■ Set task: Check every line of the material below for the string "text", and return the ones that have it.

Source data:
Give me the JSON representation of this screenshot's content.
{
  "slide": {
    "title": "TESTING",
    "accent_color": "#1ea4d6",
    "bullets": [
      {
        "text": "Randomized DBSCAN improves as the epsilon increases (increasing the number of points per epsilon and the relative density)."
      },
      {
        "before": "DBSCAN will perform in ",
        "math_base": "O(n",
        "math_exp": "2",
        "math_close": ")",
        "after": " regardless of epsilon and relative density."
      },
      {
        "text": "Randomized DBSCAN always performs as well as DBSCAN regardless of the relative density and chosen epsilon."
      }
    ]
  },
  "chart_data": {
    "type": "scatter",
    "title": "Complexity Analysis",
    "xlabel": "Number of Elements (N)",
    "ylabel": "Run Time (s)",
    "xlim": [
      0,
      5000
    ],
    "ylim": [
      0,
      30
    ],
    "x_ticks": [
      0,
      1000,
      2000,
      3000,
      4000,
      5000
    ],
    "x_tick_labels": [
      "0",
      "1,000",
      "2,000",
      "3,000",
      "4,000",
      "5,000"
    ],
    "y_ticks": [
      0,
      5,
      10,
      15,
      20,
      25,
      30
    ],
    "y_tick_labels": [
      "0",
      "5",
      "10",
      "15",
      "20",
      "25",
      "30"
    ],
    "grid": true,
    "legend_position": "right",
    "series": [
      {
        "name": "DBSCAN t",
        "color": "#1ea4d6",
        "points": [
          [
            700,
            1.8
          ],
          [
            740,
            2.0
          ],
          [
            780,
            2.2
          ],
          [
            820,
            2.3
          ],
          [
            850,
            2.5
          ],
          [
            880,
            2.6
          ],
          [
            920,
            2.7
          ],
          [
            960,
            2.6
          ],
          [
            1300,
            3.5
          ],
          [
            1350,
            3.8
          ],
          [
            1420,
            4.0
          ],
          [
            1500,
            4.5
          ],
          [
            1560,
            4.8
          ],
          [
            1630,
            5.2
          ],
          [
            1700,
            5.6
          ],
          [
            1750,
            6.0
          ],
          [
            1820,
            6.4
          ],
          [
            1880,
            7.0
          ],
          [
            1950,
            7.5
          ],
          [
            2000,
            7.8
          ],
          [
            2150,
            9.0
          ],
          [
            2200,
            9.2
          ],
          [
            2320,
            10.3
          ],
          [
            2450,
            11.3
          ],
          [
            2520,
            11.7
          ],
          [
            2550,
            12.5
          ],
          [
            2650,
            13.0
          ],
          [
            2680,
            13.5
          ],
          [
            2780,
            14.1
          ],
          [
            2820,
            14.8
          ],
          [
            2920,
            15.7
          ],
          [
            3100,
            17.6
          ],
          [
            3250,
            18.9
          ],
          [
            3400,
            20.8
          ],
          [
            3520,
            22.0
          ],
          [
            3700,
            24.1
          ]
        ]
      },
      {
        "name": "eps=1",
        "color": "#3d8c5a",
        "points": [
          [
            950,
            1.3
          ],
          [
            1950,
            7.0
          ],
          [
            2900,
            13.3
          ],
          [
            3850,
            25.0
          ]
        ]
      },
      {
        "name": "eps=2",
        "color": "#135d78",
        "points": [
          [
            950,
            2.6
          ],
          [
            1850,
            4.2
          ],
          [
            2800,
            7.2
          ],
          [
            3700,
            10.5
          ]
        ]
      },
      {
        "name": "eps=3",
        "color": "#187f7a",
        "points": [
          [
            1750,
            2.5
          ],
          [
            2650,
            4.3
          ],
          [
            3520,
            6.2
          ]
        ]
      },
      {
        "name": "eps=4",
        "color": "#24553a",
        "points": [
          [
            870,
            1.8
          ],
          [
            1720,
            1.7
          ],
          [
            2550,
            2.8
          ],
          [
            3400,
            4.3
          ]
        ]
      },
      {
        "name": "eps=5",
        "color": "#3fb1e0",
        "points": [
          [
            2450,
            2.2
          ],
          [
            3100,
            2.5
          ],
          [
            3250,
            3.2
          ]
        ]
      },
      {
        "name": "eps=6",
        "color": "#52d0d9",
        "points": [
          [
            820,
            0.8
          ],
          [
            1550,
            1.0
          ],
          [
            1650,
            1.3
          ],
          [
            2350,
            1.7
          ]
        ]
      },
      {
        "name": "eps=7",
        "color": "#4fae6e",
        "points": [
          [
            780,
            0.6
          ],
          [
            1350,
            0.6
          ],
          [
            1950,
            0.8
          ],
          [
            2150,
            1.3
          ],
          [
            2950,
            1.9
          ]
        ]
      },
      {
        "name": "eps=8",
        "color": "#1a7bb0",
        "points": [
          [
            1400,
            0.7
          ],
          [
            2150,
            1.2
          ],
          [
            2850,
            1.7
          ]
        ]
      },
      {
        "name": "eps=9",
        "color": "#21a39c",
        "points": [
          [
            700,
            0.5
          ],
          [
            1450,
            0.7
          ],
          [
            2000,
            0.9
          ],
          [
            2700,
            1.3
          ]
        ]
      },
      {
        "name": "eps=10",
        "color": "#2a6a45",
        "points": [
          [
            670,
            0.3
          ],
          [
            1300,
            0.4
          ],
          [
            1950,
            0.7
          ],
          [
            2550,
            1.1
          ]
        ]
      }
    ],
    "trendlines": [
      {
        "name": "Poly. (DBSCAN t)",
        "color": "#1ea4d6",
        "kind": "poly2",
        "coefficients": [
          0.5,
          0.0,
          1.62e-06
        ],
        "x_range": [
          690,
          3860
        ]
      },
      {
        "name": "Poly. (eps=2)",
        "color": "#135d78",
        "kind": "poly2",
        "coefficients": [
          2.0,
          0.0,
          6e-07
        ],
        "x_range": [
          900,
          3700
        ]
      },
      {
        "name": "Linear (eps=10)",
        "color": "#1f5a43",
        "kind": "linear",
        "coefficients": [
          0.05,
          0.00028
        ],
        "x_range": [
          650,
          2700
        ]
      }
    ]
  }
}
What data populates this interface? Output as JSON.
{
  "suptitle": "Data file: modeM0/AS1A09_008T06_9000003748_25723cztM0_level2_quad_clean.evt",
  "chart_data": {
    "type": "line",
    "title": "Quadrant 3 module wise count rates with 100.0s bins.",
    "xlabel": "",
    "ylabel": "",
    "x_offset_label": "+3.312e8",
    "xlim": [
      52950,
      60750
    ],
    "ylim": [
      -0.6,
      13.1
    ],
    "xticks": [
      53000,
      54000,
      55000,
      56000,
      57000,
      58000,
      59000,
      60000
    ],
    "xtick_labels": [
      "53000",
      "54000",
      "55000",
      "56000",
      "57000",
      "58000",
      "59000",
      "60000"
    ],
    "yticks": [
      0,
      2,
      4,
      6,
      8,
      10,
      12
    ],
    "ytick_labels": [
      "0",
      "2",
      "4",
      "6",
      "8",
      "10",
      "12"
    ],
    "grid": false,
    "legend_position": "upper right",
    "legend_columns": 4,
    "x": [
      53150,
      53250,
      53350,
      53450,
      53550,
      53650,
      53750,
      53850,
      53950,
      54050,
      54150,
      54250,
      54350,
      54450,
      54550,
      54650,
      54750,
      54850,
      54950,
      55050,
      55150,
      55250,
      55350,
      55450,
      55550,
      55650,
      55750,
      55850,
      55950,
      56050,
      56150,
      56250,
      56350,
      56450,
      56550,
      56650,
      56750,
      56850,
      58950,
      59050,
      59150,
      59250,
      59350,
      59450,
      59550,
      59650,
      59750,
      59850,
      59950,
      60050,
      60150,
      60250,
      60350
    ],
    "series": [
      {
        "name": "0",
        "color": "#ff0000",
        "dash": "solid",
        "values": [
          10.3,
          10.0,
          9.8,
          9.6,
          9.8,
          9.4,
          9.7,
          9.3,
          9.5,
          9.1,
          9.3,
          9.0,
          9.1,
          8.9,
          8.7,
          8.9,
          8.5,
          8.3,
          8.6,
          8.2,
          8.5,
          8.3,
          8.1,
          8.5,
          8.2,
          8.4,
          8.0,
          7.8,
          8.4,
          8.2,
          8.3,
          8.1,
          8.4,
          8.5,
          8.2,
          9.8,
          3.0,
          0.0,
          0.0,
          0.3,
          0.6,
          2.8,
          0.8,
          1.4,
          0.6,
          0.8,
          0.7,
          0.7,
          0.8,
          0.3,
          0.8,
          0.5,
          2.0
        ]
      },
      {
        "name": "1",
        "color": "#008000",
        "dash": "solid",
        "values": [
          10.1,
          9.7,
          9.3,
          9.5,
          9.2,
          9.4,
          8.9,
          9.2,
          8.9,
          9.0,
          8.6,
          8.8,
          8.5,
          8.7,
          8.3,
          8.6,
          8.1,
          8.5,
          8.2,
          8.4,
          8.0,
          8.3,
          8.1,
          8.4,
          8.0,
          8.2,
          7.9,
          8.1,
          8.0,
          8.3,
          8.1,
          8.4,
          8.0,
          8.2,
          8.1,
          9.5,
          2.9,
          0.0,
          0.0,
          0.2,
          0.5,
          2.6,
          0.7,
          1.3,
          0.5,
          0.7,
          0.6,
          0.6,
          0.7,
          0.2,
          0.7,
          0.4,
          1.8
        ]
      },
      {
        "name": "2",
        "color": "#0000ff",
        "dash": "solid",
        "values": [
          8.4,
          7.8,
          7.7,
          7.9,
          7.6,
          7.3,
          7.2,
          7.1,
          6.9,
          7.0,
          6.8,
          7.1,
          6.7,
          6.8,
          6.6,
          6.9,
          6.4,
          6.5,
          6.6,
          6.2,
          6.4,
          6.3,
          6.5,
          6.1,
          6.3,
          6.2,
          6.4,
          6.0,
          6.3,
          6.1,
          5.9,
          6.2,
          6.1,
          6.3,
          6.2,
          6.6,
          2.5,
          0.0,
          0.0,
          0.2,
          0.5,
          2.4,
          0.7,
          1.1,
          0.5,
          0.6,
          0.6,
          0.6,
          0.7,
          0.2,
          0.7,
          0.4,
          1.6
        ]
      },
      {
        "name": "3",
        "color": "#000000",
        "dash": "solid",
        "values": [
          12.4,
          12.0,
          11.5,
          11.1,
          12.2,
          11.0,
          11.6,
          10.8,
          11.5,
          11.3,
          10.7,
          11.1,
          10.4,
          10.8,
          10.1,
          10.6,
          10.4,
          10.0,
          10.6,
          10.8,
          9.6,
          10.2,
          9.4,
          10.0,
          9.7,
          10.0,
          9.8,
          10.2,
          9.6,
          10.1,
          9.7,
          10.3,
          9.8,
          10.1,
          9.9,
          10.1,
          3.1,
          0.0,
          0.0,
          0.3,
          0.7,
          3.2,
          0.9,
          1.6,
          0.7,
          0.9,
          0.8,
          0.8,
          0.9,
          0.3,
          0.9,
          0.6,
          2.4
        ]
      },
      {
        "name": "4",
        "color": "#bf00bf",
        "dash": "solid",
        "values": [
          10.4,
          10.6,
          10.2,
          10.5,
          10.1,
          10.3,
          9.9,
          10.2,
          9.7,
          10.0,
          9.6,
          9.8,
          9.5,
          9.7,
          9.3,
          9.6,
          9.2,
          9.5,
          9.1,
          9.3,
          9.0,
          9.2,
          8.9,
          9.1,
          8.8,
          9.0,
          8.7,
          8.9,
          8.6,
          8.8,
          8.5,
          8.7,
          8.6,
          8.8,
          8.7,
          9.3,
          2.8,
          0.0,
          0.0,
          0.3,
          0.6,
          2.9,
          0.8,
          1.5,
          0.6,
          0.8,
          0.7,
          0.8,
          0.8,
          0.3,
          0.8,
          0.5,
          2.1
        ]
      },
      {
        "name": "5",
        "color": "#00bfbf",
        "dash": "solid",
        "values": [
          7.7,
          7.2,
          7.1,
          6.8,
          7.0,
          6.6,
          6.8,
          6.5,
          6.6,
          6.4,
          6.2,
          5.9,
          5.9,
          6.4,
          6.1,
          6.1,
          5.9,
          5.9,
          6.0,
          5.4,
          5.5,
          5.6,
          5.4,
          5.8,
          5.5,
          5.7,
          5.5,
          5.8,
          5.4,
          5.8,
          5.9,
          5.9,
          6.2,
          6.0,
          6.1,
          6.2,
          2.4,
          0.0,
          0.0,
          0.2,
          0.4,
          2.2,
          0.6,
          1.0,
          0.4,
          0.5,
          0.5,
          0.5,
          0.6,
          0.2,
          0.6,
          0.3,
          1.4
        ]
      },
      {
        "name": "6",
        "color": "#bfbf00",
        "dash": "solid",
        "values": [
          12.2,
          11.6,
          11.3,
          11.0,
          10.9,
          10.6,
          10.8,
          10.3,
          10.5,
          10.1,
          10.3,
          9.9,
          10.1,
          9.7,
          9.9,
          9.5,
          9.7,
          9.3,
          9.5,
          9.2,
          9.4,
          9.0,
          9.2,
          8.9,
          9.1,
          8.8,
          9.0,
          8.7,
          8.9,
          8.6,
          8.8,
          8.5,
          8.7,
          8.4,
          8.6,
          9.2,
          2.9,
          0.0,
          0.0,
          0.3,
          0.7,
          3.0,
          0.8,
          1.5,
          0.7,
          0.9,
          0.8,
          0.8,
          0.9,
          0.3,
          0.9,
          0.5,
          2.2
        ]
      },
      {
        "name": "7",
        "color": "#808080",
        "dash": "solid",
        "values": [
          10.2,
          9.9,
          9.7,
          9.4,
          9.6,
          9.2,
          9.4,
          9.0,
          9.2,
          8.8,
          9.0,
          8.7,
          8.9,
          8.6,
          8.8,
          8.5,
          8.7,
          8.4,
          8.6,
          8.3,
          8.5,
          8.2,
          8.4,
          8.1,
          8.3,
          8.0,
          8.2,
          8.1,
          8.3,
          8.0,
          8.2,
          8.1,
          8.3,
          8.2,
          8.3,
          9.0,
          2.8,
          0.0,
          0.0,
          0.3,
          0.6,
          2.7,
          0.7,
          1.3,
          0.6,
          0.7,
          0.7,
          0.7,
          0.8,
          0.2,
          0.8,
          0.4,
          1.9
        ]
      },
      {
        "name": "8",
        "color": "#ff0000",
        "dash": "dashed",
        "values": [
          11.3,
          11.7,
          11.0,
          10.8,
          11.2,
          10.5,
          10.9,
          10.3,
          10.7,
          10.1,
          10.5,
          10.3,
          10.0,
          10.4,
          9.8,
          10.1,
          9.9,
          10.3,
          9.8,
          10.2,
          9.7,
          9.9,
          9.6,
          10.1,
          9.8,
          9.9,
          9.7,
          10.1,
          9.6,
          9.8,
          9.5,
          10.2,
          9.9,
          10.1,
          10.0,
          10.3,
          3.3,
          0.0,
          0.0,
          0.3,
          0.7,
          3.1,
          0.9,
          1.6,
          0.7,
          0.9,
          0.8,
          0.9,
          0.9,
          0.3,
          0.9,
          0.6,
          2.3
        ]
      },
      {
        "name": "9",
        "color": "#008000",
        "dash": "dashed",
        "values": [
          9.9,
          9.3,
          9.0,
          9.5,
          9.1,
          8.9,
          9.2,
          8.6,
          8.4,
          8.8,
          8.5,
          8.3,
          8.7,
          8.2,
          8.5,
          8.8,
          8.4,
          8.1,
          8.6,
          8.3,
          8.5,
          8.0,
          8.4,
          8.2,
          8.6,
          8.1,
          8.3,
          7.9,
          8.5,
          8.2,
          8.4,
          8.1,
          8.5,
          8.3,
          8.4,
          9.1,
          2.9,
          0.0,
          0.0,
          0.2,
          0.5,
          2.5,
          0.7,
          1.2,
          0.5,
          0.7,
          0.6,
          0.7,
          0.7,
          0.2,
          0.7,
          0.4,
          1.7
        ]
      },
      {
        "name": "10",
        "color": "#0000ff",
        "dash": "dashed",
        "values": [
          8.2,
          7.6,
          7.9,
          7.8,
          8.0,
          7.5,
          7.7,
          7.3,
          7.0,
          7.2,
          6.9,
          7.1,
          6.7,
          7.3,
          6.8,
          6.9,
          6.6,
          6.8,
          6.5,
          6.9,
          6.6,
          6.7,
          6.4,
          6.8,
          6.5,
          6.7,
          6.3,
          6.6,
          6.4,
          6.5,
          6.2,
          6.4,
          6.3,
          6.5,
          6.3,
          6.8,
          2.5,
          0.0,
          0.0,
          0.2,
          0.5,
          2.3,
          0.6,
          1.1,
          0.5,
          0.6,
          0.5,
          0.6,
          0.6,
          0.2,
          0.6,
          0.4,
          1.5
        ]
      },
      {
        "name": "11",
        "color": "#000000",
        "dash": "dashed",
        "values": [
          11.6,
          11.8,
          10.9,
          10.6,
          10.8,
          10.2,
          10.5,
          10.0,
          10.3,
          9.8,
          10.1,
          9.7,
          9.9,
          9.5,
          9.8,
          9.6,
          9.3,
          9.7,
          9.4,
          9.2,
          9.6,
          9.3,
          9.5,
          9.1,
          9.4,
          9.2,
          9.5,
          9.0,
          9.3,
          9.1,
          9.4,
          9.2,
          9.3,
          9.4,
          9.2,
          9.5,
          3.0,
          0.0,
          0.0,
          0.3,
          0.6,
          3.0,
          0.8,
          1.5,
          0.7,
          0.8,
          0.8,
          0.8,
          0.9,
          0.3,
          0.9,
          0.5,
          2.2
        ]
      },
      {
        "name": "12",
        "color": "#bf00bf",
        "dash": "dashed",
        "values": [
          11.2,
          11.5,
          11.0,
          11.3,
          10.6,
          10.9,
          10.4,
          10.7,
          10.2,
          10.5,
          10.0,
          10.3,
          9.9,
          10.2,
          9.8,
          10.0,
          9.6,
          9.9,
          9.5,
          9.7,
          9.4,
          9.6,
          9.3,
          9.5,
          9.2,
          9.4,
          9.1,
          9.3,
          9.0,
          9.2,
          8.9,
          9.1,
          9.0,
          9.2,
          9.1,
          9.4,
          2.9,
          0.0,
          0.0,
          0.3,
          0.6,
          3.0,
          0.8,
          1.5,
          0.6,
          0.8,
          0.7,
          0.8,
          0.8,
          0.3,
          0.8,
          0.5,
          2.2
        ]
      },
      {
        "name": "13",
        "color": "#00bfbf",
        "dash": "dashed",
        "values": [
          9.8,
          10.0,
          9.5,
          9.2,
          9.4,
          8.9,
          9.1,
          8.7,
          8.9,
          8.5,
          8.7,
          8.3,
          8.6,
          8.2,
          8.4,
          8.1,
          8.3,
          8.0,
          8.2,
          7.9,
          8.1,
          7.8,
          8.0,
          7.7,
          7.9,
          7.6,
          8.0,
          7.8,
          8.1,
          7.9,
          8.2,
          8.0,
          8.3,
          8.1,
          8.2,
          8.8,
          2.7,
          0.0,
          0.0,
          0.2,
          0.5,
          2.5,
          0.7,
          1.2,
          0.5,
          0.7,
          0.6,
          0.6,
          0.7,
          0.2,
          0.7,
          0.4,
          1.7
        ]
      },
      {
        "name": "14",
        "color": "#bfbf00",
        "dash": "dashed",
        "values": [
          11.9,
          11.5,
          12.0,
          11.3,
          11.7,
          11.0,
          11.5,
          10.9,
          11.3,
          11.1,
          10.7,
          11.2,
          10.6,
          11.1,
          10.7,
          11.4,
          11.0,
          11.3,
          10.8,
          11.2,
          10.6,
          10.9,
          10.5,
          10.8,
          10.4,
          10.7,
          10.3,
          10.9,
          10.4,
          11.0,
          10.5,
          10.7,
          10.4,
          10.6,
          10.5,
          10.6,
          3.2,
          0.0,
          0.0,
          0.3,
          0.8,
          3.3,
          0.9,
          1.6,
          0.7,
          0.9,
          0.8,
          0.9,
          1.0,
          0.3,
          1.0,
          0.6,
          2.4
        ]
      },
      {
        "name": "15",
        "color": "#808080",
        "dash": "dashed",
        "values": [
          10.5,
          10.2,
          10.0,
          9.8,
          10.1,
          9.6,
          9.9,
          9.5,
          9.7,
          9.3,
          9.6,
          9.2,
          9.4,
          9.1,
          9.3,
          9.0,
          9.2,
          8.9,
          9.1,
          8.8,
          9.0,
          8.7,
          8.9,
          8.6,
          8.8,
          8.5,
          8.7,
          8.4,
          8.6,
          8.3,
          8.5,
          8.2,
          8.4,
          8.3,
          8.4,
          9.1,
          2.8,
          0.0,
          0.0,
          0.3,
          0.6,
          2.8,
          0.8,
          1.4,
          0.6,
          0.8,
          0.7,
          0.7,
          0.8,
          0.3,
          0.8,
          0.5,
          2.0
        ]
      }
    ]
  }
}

■ Answer to the task:
        "text": "Randomized DBSCAN improves as the epsilon increases (increasing the number of points per epsilon and the relative density)."
        "text": "Randomized DBSCAN always performs as well as DBSCAN regardless of the relative density and chosen epsilon."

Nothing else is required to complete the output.